Given problem: Print every line of the data below word for word, changing nothing.
▼
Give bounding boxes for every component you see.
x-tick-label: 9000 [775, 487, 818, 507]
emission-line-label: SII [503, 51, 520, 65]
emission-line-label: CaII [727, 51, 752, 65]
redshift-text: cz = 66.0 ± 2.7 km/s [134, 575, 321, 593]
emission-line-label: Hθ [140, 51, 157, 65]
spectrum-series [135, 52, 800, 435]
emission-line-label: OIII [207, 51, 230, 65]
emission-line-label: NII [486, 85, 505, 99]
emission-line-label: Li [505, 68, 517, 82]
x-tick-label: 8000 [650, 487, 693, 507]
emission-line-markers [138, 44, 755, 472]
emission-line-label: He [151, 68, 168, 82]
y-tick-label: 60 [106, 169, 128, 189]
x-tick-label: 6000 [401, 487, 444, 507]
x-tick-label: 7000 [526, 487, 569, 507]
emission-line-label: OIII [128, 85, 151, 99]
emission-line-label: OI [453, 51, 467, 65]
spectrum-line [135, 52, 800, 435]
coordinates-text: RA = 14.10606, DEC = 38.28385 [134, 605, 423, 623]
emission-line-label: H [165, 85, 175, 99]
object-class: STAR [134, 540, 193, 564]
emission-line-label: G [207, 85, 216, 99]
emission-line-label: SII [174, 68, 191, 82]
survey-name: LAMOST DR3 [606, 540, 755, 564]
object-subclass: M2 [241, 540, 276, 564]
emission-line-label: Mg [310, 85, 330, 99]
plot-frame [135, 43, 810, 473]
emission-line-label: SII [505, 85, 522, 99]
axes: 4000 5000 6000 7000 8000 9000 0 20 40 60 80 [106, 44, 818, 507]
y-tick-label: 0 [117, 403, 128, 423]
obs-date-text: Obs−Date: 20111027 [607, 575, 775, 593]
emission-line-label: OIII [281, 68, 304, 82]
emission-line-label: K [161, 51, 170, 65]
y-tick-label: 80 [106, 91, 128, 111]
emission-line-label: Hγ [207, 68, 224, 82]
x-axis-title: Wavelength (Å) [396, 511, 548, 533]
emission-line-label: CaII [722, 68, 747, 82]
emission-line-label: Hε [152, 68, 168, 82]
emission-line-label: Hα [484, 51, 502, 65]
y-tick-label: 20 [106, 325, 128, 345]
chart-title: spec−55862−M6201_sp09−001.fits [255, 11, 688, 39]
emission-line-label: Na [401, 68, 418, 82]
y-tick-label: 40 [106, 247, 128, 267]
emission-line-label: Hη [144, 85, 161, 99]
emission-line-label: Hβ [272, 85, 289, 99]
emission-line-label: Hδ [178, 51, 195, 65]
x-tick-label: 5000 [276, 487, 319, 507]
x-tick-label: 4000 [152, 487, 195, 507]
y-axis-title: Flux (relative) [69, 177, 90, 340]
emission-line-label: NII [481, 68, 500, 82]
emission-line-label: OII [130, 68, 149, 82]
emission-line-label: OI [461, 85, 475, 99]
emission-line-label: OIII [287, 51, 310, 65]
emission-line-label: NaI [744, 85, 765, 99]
▲
Output for this exercise:
Give bounding boxes for every component you see.
x-tick-label: 9000 [775, 487, 818, 507]
emission-line-label: SII [503, 51, 520, 65]
emission-line-label: CaII [727, 51, 752, 65]
redshift-text: cz = 66.0 ± 2.7 km/s [134, 575, 321, 593]
emission-line-label: Hθ [140, 51, 157, 65]
spectrum-series [135, 52, 800, 435]
emission-line-label: OIII [207, 51, 230, 65]
emission-line-label: NII [486, 85, 505, 99]
emission-line-label: Li [505, 68, 517, 82]
x-tick-label: 8000 [650, 487, 693, 507]
emission-line-markers [138, 44, 755, 472]
emission-line-label: He [151, 68, 168, 82]
y-tick-label: 60 [106, 169, 128, 189]
x-tick-label: 6000 [401, 487, 444, 507]
x-tick-label: 7000 [526, 487, 569, 507]
emission-line-label: OIII [128, 85, 151, 99]
emission-line-label: OI [453, 51, 467, 65]
spectrum-line [135, 52, 800, 435]
coordinates-text: RA = 14.10606, DEC = 38.28385 [134, 605, 423, 623]
emission-line-label: H [165, 85, 175, 99]
object-class: STAR [134, 540, 193, 564]
emission-line-label: G [207, 85, 216, 99]
emission-line-label: SII [174, 68, 191, 82]
survey-name: LAMOST DR3 [606, 540, 755, 564]
object-subclass: M2 [241, 540, 276, 564]
emission-line-label: Mg [310, 85, 330, 99]
plot-frame [135, 43, 810, 473]
emission-line-label: SII [505, 85, 522, 99]
axes: 4000 5000 6000 7000 8000 9000 0 20 40 60 80 [106, 44, 818, 507]
y-tick-label: 0 [117, 403, 128, 423]
obs-date-text: Obs−Date: 20111027 [607, 575, 775, 593]
emission-line-label: OIII [281, 68, 304, 82]
emission-line-label: K [161, 51, 170, 65]
y-tick-label: 80 [106, 91, 128, 111]
emission-line-label: Hγ [207, 68, 224, 82]
x-axis-title: Wavelength (Å) [396, 511, 548, 533]
emission-line-label: CaII [722, 68, 747, 82]
emission-line-label: Hε [152, 68, 168, 82]
emission-line-label: Hα [484, 51, 502, 65]
y-tick-label: 20 [106, 325, 128, 345]
chart-title: spec−55862−M6201_sp09−001.fits [255, 11, 688, 39]
emission-line-label: Na [401, 68, 418, 82]
y-tick-label: 40 [106, 247, 128, 267]
emission-line-label: Hη [144, 85, 161, 99]
emission-line-label: Hβ [272, 85, 289, 99]
emission-line-label: Hδ [178, 51, 195, 65]
x-tick-label: 5000 [276, 487, 319, 507]
x-tick-label: 4000 [152, 487, 195, 507]
y-axis-title: Flux (relative) [69, 177, 90, 340]
emission-line-label: NII [481, 68, 500, 82]
emission-line-label: OII [130, 68, 149, 82]
emission-line-label: OI [461, 85, 475, 99]
emission-line-label: OIII [287, 51, 310, 65]
emission-line-label: NaI [744, 85, 765, 99]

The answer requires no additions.